* START *

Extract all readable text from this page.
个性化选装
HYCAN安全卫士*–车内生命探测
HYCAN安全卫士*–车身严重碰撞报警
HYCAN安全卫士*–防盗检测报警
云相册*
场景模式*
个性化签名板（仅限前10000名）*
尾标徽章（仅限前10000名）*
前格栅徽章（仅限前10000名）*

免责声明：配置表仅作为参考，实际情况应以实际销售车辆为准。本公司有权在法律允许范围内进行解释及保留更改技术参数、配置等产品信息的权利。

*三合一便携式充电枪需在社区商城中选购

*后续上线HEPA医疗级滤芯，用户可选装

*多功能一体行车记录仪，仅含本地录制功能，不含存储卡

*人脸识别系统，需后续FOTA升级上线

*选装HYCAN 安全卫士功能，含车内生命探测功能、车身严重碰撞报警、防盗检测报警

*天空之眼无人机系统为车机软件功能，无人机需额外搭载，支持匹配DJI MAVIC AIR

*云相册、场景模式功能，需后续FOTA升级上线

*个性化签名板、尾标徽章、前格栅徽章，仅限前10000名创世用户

* END *

• Stated problem: Repeat the data above exactly.

• Result of this exercise:
Extract all readable text from this page.
个性化选装
HYCAN安全卫士*–车内生命探测
HYCAN安全卫士*–车身严重碰撞报警
HYCAN安全卫士*–防盗检测报警
云相册*
场景模式*
个性化签名板（仅限前10000名）*
尾标徽章（仅限前10000名）*
前格栅徽章（仅限前10000名）*

免责声明：配置表仅作为参考，实际情况应以实际销售车辆为准。本公司有权在法律允许范围内进行解释及保留更改技术参数、配置等产品信息的权利。

*三合一便携式充电枪需在社区商城中选购

*后续上线HEPA医疗级滤芯，用户可选装

*多功能一体行车记录仪，仅含本地录制功能，不含存储卡

*人脸识别系统，需后续FOTA升级上线

*选装HYCAN 安全卫士功能，含车内生命探测功能、车身严重碰撞报警、防盗检测报警

*天空之眼无人机系统为车机软件功能，无人机需额外搭载，支持匹配DJI MAVIC AIR

*云相册、场景模式功能，需后续FOTA升级上线

*个性化签名板、尾标徽章、前格栅徽章，仅限前10000名创世用户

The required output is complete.